#### WHAT THE EXERCISE ASKS
Check each line of the material below, and copy it if it holds the string "chevron".

#### Dataset items

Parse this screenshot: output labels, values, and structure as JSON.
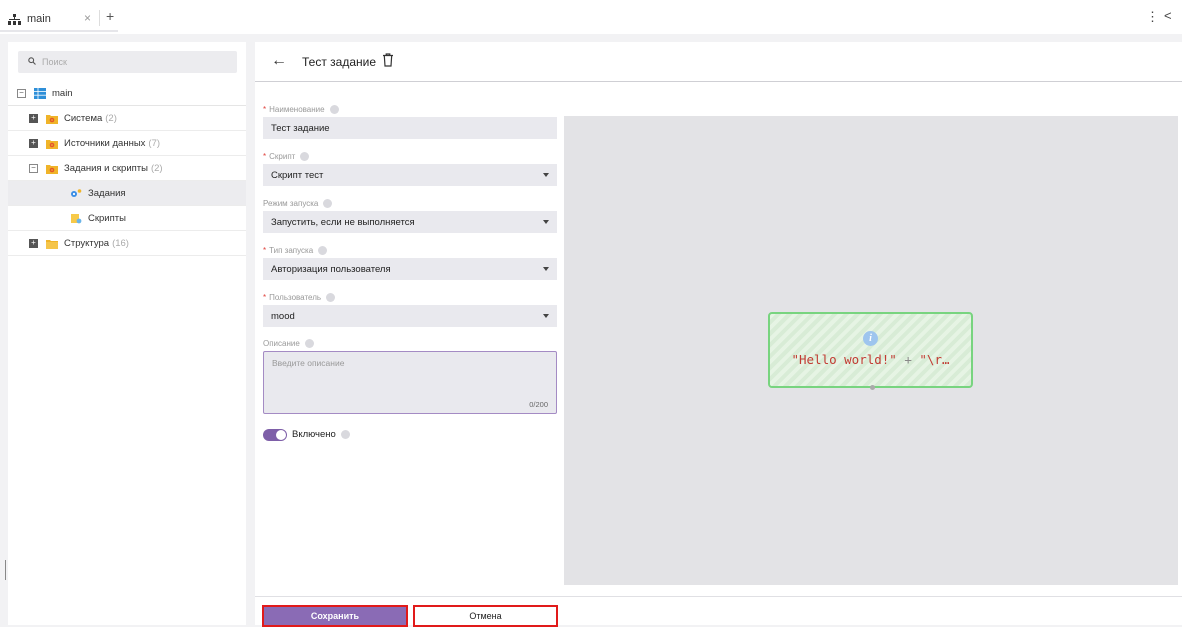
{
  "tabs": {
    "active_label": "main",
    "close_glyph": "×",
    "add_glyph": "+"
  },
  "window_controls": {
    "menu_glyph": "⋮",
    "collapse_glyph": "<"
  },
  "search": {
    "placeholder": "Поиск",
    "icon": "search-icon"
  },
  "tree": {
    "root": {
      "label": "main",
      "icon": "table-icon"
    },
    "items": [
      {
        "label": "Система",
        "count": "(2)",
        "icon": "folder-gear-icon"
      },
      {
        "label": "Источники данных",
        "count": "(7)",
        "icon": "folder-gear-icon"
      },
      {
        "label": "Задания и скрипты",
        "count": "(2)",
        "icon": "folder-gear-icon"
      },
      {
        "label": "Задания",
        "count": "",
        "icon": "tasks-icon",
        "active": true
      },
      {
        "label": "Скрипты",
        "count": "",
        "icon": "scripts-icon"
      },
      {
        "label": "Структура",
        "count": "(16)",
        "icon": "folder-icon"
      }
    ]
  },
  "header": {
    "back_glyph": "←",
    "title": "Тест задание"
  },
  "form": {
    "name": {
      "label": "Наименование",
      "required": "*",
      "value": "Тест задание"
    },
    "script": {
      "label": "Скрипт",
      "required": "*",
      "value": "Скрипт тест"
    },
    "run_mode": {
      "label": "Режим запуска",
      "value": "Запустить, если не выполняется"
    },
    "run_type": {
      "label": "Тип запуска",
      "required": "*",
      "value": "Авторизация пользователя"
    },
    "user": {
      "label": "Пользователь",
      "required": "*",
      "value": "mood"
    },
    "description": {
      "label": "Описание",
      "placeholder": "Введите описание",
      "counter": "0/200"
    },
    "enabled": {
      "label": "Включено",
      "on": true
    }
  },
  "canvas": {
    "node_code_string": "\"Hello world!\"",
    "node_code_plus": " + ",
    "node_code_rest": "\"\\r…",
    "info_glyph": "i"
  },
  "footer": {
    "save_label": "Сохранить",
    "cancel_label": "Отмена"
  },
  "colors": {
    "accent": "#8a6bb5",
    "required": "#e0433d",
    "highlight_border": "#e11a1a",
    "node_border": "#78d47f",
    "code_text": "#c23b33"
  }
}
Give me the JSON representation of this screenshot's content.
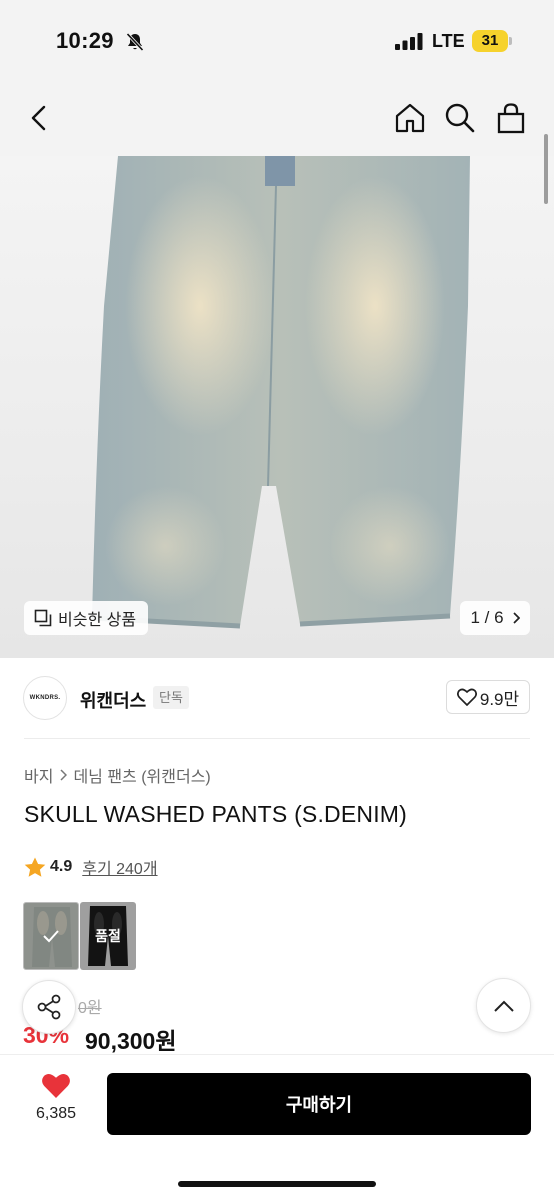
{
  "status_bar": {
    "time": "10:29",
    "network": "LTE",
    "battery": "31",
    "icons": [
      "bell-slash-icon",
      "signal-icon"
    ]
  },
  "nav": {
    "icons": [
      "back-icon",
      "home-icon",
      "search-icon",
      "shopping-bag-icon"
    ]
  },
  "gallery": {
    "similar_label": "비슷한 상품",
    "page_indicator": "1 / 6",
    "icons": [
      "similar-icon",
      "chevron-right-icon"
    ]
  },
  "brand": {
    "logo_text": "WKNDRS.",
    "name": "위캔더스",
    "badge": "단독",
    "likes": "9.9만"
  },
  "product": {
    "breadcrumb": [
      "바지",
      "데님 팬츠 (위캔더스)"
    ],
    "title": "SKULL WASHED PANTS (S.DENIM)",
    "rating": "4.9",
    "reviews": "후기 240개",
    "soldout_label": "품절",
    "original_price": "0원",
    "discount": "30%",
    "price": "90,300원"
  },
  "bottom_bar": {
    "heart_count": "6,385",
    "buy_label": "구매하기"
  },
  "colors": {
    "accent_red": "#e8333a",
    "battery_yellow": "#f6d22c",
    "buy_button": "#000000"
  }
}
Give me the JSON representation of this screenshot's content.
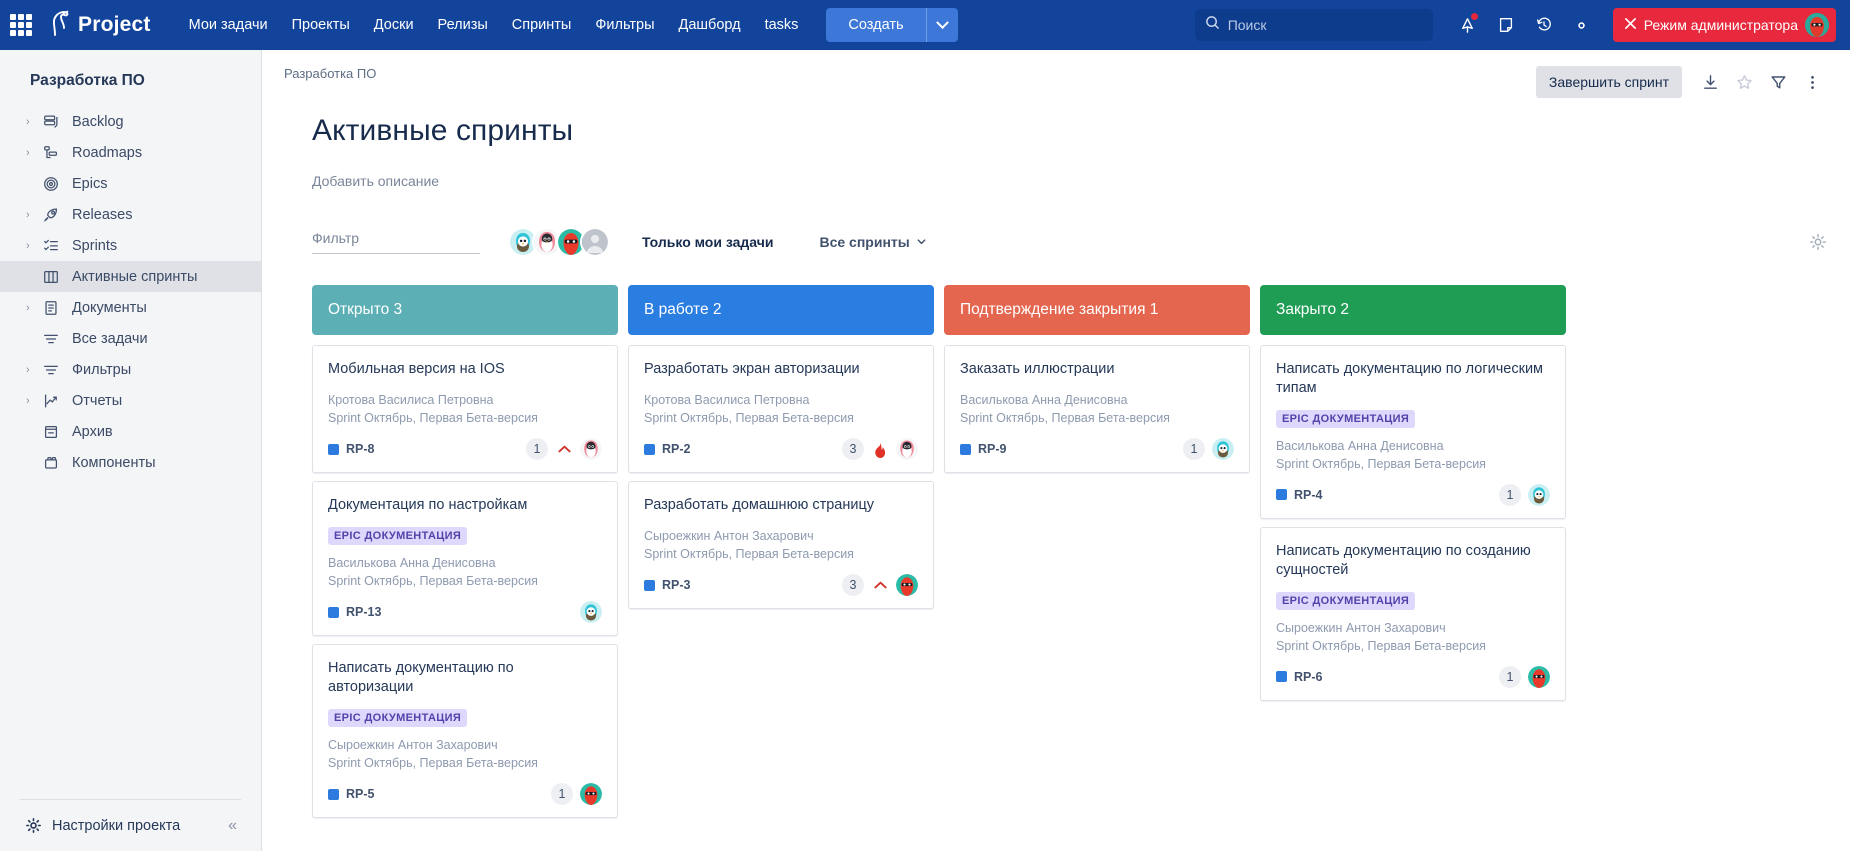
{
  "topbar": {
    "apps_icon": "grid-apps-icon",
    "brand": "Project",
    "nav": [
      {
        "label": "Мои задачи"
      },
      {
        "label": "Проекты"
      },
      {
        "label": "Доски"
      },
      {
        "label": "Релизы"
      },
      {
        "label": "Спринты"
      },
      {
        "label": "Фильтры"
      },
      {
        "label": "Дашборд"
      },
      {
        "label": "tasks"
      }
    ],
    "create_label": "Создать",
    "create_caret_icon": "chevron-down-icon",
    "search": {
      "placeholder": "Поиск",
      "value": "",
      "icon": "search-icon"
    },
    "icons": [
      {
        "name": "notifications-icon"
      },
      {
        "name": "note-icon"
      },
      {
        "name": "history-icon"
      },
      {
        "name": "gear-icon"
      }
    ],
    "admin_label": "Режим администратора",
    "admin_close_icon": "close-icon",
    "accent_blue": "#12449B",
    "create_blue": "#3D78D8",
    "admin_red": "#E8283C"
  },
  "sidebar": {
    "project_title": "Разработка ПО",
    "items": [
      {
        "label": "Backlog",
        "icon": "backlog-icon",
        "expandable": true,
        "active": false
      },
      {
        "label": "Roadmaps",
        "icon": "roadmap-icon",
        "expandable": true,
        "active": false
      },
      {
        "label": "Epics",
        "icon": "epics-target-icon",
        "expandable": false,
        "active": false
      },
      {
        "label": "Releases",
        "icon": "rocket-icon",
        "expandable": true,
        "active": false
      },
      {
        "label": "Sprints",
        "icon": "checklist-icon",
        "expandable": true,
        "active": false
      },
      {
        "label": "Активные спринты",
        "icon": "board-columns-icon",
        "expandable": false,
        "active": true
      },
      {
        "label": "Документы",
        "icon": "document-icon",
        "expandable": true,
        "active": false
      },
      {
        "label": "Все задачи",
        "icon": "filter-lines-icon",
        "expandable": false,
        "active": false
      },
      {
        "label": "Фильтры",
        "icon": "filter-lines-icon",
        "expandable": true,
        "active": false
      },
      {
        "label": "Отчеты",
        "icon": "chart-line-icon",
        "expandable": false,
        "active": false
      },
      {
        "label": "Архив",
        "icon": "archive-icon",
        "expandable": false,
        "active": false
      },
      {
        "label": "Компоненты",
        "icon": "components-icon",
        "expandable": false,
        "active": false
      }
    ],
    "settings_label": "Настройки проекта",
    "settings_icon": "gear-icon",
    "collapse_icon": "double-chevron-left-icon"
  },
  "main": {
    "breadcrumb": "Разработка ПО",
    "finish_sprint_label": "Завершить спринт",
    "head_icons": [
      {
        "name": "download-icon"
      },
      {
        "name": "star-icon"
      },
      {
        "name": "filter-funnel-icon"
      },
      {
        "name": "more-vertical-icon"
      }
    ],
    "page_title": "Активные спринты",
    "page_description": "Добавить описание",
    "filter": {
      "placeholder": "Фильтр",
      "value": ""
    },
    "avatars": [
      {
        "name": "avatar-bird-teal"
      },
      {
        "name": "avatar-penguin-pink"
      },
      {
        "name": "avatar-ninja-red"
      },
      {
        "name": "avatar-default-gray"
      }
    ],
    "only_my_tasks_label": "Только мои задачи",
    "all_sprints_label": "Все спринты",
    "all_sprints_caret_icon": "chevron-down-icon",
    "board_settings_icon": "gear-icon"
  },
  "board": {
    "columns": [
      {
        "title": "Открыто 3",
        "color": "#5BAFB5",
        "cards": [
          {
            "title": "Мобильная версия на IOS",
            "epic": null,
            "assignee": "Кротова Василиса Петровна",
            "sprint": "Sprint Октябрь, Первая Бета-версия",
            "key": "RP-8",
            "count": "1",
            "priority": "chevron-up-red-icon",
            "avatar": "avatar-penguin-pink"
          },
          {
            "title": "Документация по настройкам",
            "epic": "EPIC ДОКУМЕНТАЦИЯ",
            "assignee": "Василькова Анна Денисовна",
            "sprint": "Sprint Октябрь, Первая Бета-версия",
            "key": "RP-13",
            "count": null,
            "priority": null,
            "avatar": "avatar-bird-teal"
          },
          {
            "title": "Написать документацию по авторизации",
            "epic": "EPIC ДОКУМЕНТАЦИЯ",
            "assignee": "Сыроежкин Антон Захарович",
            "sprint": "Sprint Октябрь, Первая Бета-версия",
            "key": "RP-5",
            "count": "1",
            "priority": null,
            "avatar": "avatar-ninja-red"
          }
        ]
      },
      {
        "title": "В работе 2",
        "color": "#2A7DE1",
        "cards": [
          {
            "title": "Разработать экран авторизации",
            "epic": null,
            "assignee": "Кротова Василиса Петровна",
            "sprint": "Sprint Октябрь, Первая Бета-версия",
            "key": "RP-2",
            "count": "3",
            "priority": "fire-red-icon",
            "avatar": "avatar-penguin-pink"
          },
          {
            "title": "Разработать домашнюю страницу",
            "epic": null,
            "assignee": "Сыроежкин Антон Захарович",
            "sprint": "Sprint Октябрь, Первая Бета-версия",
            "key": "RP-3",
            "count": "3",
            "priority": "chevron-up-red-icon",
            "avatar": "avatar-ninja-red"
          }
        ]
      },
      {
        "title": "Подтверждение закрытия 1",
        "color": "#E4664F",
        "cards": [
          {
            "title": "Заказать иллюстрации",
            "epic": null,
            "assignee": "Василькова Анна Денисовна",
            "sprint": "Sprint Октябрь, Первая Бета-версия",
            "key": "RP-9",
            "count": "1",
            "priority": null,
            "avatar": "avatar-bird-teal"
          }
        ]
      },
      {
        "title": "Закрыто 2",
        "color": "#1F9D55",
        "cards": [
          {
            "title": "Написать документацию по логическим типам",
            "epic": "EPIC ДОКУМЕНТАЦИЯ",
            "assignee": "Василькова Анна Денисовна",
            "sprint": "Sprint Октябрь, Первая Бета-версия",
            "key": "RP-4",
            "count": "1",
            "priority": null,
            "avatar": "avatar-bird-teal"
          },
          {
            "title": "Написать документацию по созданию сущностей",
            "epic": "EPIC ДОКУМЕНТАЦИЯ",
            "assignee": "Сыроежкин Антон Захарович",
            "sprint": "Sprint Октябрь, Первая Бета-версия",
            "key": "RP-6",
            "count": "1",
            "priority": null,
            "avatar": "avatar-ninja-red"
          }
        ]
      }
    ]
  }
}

#### COMPLETE RESPONSE
      "chevron-right-icon"
    "create_caret_icon": "chevron-down-icon",
    "collapse_icon": "double-chevron-left-icon"
    "all_sprints_caret_icon": "chevron-down-icon",
            "priority": "chevron-up-red-icon",
            "priority": "chevron-up-red-icon",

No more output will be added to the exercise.